List every subheading that appears under the "PLANNING YOUR SCREENPLAY" header in the screenplay-planning post below.

━━━ DOCUMENT ━━━

After thinking long and hard about your great, original story, and spending a good deal of time planning like crazy, now to the next step; writing the damn thing . . .
By strathiefilm, 19-Mar-2013 21:19:00
USEFUL STEPS TO WRITING A SCREENPLAY - PART 1 - "PLANNING YOUR SCREENPLAY"
---------- PLANNING YOUR SCREENPLAY ----------
Plan, plan, plan!
Some plan more than others. Some don’t plan at all. But I personally can’t stress enough that preparation is key.
Do you know your story as well as your favourite movie?
I like to know my story, before I start writing, as well as one of my best films. Let’s just choose something as an example; “Star Wars : A New Hope”. Lets just pretend this film doesn’t exist (can you fucking imagine!?) , and that it is, in fact, YOUR idea (lucky bastard) . Now, watch it religiously. Watch it so much you know it scene-by-scene. Now, start writing this film, as if it’s an idea, not an existing material. The writing process should be rather easy. Writing YOUR script should be as easy as writing an existing film you know so well. Preparation is the hard part, writing should be the payoff.
No right or wrong way to plan a script
We all think differently, therefore, we will all cope differently, and uniquely, when planning OUR story. Don’t try and learn, or teach yourself the ‘right way’ to plan a script, because there simply isn’t one. Plan your script YOUR way.

━━━ DATA PROVIDED ━━━

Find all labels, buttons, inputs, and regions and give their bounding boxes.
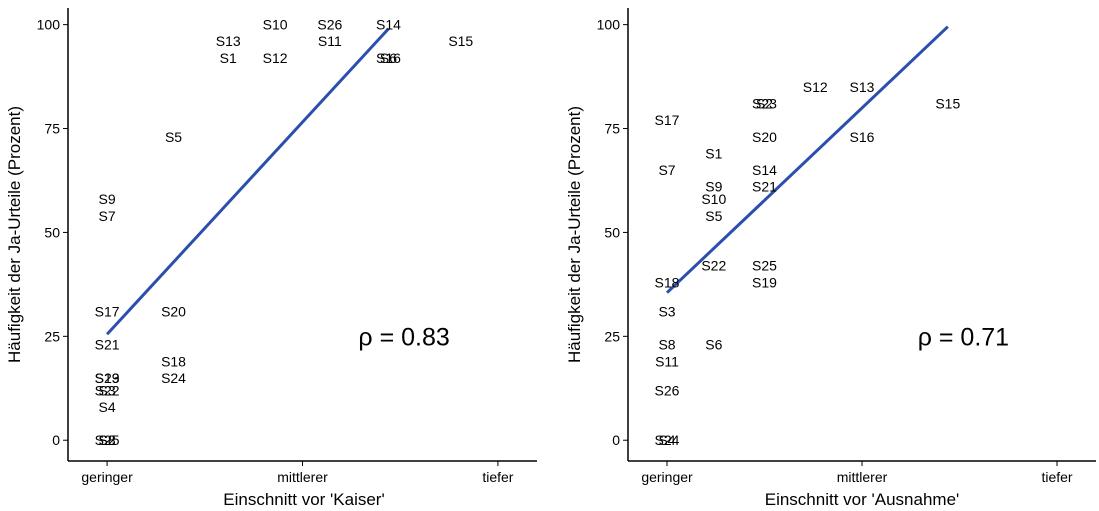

━━━

# RESULT OF THIS TASK
- Plan, plan, plan!
- Do you know your story as well as your favourite movie?
- No right or wrong way to plan a script